Data entries>
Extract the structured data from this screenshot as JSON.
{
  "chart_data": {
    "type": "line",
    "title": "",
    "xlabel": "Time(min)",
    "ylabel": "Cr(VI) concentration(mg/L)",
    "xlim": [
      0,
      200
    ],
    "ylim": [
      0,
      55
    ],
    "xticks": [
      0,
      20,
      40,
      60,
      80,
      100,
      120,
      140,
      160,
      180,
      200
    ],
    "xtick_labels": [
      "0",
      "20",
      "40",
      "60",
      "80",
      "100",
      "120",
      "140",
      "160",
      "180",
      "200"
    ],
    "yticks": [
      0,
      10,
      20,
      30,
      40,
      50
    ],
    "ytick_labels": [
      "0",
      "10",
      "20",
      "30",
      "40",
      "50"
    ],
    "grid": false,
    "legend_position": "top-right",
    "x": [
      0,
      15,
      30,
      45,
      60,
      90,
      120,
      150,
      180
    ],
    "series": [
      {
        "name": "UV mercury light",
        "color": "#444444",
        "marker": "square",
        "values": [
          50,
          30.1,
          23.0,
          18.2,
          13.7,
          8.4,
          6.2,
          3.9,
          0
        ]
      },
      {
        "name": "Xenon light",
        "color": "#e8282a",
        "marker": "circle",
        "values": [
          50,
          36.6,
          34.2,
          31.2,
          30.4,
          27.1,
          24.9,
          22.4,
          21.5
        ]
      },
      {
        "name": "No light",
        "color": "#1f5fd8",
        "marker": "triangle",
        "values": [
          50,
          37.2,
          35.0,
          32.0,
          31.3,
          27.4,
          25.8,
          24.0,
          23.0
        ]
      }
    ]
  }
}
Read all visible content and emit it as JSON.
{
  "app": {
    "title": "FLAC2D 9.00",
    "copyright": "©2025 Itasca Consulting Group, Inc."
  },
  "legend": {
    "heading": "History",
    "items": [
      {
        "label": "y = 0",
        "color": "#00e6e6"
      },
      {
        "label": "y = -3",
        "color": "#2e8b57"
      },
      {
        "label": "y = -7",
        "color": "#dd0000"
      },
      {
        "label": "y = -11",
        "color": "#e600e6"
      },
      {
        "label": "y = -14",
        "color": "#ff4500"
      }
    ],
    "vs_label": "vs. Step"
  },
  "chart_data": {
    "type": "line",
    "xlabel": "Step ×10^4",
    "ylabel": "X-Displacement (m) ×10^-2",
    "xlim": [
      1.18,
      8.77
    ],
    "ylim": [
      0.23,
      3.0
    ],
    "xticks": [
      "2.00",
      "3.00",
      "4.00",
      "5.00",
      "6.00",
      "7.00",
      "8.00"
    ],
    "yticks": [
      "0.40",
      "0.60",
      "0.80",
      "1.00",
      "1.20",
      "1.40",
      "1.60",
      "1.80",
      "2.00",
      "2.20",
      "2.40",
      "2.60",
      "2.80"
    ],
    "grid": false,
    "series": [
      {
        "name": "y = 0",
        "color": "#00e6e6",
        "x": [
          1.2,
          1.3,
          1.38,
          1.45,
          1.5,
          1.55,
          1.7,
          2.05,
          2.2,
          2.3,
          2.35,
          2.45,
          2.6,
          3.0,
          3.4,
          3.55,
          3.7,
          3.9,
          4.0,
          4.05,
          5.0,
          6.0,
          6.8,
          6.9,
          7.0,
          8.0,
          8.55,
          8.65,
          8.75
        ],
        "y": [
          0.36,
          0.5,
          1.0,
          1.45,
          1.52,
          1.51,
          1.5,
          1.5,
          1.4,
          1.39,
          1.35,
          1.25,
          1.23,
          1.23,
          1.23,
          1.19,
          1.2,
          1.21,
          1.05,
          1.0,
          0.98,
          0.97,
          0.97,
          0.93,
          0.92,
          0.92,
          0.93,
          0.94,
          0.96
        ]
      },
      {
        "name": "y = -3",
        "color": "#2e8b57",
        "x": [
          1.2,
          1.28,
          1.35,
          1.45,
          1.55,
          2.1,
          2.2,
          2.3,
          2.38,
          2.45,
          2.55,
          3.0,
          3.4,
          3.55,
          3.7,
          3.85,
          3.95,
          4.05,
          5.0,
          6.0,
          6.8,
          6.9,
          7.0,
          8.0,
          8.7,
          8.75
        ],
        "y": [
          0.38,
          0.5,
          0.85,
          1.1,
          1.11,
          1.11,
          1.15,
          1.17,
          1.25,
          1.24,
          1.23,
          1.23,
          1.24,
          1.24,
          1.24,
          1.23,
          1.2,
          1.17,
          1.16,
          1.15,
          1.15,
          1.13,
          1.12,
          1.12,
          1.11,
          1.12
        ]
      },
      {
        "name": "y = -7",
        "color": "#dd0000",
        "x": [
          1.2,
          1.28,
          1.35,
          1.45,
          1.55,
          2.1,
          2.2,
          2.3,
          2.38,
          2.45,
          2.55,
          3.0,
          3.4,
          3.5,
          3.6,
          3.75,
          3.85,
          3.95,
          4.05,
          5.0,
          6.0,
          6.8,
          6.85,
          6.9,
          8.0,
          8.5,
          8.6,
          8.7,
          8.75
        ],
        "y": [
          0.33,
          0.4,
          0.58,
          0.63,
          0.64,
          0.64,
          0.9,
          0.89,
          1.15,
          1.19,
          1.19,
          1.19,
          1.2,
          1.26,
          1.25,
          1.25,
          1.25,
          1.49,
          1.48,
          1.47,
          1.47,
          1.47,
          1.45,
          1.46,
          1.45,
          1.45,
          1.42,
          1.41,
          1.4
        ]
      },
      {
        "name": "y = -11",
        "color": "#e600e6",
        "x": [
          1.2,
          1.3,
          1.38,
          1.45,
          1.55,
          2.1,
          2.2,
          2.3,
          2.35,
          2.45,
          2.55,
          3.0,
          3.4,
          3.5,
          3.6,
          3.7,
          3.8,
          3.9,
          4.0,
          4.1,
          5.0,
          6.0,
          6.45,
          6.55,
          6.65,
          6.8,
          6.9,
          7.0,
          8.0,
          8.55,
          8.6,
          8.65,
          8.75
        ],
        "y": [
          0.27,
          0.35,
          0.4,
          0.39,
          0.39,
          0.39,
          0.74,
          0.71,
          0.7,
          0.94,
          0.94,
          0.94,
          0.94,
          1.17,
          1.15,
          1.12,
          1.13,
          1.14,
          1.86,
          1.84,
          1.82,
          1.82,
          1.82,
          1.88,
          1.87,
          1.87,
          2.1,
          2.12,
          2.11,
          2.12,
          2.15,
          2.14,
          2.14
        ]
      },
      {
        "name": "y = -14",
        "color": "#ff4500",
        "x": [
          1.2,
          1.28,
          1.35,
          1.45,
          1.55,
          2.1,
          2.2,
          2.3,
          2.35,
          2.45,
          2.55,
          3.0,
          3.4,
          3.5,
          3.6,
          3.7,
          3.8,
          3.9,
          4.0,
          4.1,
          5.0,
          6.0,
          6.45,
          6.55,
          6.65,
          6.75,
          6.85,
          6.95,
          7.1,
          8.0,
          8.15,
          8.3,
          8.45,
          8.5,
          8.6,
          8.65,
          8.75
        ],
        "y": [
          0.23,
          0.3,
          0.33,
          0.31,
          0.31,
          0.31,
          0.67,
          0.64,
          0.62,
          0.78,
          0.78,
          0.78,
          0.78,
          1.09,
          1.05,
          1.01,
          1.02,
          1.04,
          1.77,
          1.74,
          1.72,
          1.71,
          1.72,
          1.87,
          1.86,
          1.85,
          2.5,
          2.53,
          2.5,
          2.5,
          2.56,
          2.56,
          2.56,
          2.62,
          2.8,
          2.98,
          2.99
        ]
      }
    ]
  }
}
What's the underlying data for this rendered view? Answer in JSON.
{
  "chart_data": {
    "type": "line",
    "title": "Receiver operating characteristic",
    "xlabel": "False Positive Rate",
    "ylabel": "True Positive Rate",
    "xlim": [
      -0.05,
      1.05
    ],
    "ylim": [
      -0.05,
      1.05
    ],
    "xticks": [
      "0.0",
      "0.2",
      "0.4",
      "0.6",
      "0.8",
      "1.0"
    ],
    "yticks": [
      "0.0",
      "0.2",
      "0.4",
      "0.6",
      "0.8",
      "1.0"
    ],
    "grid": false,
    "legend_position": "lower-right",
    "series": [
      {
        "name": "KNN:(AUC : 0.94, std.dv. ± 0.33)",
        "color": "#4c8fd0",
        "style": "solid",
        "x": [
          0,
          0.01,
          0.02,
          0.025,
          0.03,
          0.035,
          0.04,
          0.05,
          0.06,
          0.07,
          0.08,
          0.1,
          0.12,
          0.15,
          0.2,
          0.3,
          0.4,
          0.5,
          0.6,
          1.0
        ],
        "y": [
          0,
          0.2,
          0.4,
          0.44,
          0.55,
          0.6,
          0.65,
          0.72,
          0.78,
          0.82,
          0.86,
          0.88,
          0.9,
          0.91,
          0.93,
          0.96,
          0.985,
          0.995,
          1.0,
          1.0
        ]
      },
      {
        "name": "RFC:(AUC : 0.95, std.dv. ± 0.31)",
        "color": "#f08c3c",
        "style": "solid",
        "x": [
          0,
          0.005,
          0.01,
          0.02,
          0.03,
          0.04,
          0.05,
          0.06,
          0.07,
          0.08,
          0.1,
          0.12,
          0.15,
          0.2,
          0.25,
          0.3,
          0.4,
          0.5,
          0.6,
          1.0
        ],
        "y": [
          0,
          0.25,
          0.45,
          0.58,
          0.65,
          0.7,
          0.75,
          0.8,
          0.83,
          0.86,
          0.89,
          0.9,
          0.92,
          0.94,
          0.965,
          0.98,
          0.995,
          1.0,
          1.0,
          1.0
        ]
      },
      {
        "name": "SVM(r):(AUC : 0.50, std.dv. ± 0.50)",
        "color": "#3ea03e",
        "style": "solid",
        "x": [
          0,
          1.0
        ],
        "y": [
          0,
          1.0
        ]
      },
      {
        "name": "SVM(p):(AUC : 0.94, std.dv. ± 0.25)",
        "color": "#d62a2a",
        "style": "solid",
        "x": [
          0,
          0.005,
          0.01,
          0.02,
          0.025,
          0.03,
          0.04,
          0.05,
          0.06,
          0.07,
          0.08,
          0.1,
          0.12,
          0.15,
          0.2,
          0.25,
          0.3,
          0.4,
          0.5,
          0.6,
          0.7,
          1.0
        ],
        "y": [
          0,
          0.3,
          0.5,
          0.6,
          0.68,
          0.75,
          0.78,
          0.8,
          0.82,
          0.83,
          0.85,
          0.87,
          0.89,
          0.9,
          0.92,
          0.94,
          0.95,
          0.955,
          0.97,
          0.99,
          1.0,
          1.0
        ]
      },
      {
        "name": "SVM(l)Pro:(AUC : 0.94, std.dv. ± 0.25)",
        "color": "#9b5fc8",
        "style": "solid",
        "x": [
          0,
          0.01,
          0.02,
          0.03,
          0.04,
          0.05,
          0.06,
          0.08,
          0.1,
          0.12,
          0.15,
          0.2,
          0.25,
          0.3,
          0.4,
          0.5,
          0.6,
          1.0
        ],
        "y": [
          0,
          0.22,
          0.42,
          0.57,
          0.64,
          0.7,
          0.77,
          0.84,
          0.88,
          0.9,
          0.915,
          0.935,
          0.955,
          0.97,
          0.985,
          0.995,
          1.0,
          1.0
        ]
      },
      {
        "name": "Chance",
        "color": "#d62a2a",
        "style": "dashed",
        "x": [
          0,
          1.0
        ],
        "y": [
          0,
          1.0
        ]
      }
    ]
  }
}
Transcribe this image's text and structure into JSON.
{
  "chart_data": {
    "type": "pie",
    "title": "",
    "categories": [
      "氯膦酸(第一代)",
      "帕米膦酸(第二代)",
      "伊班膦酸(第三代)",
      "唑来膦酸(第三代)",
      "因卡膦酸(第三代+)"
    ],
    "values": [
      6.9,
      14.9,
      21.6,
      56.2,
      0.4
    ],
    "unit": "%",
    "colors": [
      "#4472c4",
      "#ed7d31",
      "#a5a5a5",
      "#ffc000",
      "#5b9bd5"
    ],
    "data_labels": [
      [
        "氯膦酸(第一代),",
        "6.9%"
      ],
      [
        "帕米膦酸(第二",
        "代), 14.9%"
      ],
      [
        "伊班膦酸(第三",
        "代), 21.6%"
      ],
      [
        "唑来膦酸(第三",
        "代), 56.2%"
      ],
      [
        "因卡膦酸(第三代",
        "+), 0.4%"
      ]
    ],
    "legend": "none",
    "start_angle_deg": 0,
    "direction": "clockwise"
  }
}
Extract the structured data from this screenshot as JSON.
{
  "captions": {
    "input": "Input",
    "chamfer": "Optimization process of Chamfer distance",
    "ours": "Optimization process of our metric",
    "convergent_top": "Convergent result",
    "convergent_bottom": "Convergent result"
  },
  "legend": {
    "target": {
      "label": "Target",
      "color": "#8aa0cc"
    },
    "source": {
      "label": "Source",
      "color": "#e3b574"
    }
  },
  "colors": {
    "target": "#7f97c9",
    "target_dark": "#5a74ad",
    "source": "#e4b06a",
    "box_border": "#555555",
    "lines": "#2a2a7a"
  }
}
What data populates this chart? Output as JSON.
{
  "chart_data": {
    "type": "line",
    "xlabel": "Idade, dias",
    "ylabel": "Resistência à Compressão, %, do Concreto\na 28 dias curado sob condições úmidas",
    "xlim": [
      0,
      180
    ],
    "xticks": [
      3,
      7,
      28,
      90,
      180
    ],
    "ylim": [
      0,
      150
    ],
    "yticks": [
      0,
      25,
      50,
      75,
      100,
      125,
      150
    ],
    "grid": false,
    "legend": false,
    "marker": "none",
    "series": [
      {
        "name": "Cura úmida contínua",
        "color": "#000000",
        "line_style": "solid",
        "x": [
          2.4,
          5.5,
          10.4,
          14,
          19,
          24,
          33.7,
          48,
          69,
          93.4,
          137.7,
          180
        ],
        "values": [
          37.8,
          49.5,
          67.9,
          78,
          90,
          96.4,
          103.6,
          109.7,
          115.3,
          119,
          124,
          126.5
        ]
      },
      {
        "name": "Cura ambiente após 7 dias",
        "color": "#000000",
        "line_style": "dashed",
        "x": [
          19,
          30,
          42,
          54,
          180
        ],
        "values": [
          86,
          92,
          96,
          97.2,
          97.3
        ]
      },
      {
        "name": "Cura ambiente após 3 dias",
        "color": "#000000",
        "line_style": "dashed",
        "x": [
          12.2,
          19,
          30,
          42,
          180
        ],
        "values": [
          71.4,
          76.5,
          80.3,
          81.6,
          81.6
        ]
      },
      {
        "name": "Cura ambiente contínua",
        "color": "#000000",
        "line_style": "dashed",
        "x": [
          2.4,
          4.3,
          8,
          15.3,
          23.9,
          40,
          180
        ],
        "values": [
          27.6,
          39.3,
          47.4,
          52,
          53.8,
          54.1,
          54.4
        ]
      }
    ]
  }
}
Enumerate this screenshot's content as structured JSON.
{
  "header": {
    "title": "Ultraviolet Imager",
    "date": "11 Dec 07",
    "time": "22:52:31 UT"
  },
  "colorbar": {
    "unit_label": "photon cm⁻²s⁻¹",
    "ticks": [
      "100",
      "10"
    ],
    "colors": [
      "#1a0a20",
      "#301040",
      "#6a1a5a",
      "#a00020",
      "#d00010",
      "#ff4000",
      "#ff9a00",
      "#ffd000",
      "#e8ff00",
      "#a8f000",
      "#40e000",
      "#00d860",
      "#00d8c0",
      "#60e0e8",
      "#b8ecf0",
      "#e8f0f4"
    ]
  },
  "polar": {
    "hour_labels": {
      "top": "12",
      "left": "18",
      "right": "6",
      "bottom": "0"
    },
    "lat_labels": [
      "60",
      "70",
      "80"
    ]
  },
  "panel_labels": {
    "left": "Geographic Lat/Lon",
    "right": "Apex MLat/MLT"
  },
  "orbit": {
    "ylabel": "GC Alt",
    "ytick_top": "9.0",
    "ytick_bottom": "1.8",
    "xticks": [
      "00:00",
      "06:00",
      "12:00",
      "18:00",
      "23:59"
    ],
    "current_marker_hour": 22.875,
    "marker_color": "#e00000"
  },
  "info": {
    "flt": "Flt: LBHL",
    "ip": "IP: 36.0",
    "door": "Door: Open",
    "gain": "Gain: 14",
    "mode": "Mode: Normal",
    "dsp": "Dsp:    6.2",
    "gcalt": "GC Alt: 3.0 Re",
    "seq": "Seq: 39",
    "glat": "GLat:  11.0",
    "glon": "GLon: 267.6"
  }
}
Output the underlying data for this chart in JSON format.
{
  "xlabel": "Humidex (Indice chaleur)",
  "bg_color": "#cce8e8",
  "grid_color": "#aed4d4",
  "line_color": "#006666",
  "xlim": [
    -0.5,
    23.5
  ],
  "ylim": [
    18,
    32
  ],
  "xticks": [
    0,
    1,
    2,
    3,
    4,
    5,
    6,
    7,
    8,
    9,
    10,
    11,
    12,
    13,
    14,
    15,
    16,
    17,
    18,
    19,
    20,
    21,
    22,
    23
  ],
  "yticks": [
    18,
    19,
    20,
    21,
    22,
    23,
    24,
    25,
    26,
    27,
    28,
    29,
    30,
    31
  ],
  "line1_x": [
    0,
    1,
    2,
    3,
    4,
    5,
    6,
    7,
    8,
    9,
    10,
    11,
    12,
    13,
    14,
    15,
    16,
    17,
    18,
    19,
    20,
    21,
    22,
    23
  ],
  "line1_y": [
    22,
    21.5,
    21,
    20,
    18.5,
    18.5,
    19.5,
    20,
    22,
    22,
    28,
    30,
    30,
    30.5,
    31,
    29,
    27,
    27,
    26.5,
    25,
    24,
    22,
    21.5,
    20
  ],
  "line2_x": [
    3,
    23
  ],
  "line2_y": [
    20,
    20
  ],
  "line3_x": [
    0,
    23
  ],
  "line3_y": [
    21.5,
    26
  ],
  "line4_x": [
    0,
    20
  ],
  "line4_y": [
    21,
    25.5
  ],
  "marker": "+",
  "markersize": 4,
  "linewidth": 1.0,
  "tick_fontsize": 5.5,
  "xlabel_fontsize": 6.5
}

Task instructions> In the listing above, find the line with "Output the underlying" and set down that line and all after it exactly, through the final line.

Result for this exercise>
Output the underlying data for this chart in JSON format.
{
  "xlabel": "Humidex (Indice chaleur)",
  "bg_color": "#cce8e8",
  "grid_color": "#aed4d4",
  "line_color": "#006666",
  "xlim": [
    -0.5,
    23.5
  ],
  "ylim": [
    18,
    32
  ],
  "xticks": [
    0,
    1,
    2,
    3,
    4,
    5,
    6,
    7,
    8,
    9,
    10,
    11,
    12,
    13,
    14,
    15,
    16,
    17,
    18,
    19,
    20,
    21,
    22,
    23
  ],
  "yticks": [
    18,
    19,
    20,
    21,
    22,
    23,
    24,
    25,
    26,
    27,
    28,
    29,
    30,
    31
  ],
  "line1_x": [
    0,
    1,
    2,
    3,
    4,
    5,
    6,
    7,
    8,
    9,
    10,
    11,
    12,
    13,
    14,
    15,
    16,
    17,
    18,
    19,
    20,
    21,
    22,
    23
  ],
  "line1_y": [
    22,
    21.5,
    21,
    20,
    18.5,
    18.5,
    19.5,
    20,
    22,
    22,
    28,
    30,
    30,
    30.5,
    31,
    29,
    27,
    27,
    26.5,
    25,
    24,
    22,
    21.5,
    20
  ],
  "line2_x": [
    3,
    23
  ],
  "line2_y": [
    20,
    20
  ],
  "line3_x": [
    0,
    23
  ],
  "line3_y": [
    21.5,
    26
  ],
  "line4_x": [
    0,
    20
  ],
  "line4_y": [
    21,
    25.5
  ],
  "marker": "+",
  "markersize": 4,
  "linewidth": 1.0,
  "tick_fontsize": 5.5,
  "xlabel_fontsize": 6.5
}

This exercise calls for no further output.